*Фрагмент страницы*:

====

Матисс
Шрифт:
Природа восприятия, всегда занимавшая Матисса, была одной из ключевых тем публичных лекций, которые читал в Коллеж де Франс философ Анри Бергсон и которые пользовались невероятной популярностью у молодежи. Причард и его юные приверженцы, все как один пылкие бергсонианцы, курсировали между мастерской Матисса и Сорбонной, излагая художнику идеи философа. С основными положениями Бергсона Матисс соглашался, тем более что они помогали ему опровергнуть самого Делакруа. По мнению Матисса, Делакруа излишне переоценивал пользу достижений фотографии: «На самом деле услуга фотографии заключается в одном: она помогает увидеть, что художника заботит еще что-то, помимо внешнего облика», — заявил он, приведя в качестве примера два вида из своего окна. «Он принял идею Бергсона о том, что художник занят поиском реальности и способом ее выражения, — записал Причард в дневнике. — Он также согласен с той точкой зрения, что картина Коро предназначена для того, чтобы на нее смотрели, тогда как его картину нужно чувствовать и ей покоряться» [154] .

====

*Исходные данные*:

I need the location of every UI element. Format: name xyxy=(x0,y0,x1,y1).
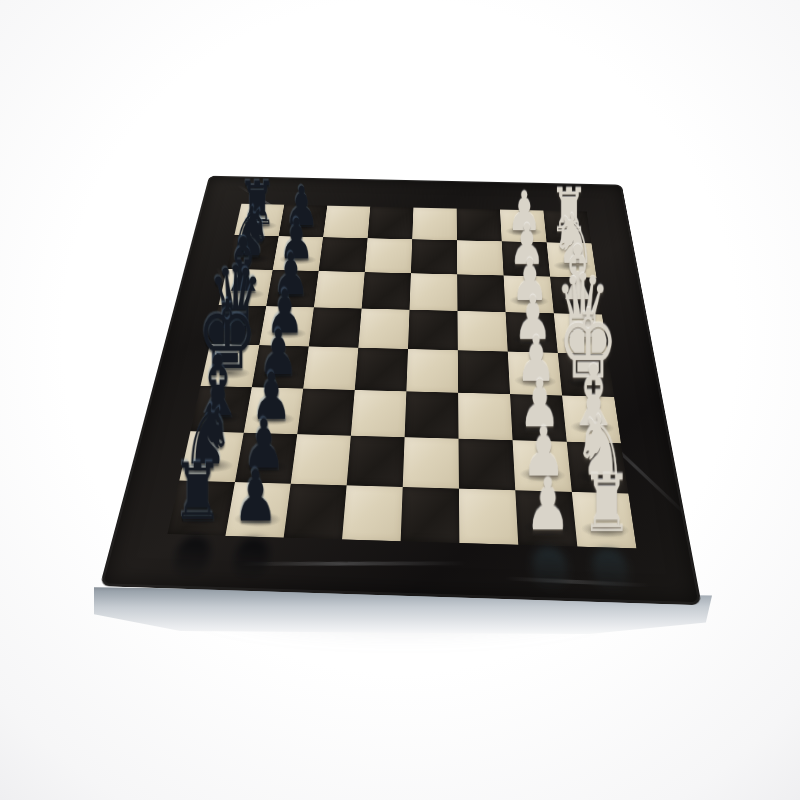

====

*Задание*:
Где, согласно фрагменту о Матиссе, читал свои публичные лекции философ Анри Бергсон?

*Ответ*:
В Коллеж де Франс.